((

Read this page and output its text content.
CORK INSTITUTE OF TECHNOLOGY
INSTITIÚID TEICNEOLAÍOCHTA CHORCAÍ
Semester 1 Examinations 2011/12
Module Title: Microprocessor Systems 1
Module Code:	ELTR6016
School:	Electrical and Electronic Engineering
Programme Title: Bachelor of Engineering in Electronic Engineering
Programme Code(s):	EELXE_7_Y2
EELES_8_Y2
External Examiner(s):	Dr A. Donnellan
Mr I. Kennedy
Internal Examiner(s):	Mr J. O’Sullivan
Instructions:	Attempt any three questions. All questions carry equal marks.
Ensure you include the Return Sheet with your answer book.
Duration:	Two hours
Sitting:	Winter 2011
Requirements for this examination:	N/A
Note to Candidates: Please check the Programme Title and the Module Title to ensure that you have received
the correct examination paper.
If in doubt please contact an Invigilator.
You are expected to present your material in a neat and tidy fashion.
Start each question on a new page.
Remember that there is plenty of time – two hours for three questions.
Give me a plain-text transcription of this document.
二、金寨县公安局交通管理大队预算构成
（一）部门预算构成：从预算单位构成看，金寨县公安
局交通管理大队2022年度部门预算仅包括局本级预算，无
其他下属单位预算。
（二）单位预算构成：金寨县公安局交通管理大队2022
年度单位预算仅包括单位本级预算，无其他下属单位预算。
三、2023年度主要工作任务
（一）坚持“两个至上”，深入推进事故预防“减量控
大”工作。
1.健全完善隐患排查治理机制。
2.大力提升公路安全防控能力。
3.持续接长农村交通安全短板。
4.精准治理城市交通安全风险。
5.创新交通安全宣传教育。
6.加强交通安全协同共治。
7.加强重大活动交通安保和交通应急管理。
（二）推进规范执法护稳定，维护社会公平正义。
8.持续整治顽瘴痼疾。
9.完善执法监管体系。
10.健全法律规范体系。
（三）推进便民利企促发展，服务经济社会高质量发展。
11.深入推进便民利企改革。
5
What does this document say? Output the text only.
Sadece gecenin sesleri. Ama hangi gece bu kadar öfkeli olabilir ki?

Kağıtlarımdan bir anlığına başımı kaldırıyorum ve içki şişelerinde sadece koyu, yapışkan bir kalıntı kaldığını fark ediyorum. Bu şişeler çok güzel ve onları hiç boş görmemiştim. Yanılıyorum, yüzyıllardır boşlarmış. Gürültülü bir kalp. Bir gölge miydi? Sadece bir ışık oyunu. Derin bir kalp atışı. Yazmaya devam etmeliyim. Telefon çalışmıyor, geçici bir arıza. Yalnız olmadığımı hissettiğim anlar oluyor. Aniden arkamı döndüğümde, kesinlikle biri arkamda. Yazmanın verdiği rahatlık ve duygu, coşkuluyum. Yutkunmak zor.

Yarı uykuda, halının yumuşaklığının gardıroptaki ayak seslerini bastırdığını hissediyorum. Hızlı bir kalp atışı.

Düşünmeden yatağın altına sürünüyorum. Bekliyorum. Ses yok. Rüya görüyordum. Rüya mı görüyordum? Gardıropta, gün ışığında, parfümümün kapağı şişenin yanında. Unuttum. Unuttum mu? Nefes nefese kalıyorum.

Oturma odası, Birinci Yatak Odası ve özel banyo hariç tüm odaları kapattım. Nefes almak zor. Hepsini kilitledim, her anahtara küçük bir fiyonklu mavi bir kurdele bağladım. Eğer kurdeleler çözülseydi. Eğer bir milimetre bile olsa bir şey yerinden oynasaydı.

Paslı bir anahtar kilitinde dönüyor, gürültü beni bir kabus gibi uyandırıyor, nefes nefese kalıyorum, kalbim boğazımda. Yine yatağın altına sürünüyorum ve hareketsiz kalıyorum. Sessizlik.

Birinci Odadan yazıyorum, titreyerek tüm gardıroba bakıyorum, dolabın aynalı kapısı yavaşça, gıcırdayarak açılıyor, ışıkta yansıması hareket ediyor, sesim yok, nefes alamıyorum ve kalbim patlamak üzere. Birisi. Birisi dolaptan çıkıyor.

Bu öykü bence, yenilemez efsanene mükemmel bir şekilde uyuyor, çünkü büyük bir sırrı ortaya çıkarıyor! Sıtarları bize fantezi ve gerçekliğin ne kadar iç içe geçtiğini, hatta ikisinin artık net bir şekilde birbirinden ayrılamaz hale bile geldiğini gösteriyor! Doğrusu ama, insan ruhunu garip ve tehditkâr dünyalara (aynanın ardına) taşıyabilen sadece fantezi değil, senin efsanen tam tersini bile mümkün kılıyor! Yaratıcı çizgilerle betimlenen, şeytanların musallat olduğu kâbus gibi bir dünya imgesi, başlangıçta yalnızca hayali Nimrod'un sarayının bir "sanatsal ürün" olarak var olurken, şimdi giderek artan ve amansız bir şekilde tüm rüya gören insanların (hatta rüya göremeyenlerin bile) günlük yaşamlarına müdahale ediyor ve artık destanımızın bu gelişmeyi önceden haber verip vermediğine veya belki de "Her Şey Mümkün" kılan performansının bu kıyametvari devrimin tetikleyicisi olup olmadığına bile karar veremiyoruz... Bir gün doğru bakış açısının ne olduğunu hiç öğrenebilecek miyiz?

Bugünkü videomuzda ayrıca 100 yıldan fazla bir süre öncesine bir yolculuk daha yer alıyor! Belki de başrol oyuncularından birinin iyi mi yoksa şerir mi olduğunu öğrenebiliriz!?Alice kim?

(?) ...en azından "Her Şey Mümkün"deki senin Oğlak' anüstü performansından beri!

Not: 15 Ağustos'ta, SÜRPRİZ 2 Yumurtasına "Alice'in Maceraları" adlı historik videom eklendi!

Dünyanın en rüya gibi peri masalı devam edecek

))

> _What is being asked_: Copy the lines from the entries above in which the word "Programme" appears.

> _Completed task_:
Programme Title: Bachelor of Engineering in Electronic Engineering
Programme Code(s):	EELXE_7_Y2
Note to Candidates: Please check the Programme Title and the Module Title to ensure that you have received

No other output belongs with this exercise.